Data records
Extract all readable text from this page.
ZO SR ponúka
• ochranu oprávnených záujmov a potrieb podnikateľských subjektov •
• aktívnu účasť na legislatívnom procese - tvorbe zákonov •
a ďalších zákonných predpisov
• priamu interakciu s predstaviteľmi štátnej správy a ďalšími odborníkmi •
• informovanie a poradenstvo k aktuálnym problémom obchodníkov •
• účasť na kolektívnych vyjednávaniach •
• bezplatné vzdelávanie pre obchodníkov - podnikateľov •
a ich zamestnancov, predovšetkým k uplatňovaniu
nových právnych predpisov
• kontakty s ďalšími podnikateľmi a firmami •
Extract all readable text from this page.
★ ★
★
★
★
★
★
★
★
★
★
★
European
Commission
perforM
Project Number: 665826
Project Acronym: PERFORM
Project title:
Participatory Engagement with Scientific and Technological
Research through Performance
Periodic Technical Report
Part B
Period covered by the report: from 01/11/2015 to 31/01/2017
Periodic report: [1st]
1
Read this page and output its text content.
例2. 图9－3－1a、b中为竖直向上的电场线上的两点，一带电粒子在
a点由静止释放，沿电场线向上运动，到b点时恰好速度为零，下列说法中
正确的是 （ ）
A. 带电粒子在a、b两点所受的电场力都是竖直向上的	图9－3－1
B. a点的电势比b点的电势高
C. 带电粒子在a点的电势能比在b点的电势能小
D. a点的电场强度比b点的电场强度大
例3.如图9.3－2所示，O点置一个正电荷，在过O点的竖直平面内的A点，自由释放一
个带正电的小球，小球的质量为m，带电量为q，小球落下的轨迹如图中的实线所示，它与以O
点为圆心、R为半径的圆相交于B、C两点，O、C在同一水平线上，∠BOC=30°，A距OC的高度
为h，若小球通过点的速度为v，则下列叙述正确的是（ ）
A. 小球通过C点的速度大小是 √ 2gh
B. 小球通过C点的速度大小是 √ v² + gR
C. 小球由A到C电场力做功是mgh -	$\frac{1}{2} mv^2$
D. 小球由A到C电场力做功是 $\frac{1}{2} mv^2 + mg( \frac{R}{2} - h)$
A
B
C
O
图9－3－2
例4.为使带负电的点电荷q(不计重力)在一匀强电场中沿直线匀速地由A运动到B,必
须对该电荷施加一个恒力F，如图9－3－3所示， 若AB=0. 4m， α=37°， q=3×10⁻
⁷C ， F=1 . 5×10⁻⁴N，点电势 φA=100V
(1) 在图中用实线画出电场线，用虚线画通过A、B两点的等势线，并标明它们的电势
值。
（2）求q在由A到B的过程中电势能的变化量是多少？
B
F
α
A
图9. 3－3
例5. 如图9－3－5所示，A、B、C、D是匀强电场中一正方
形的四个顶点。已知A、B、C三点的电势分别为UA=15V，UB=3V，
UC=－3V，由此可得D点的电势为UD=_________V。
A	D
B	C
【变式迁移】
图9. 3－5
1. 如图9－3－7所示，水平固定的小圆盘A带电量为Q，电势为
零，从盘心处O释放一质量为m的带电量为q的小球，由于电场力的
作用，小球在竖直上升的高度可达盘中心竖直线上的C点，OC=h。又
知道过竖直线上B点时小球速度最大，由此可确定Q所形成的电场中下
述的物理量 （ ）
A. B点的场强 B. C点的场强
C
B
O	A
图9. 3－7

» Problem description
Identify the lines that hold the word "frac". Copy every one of them.

» Output of the task
C. 小球由A到C电场力做功是mgh -	$\frac{1}{2} mv^2$
D. 小球由A到C电场力做功是 $\frac{1}{2} mv^2 + mg( \frac{R}{2} - h)$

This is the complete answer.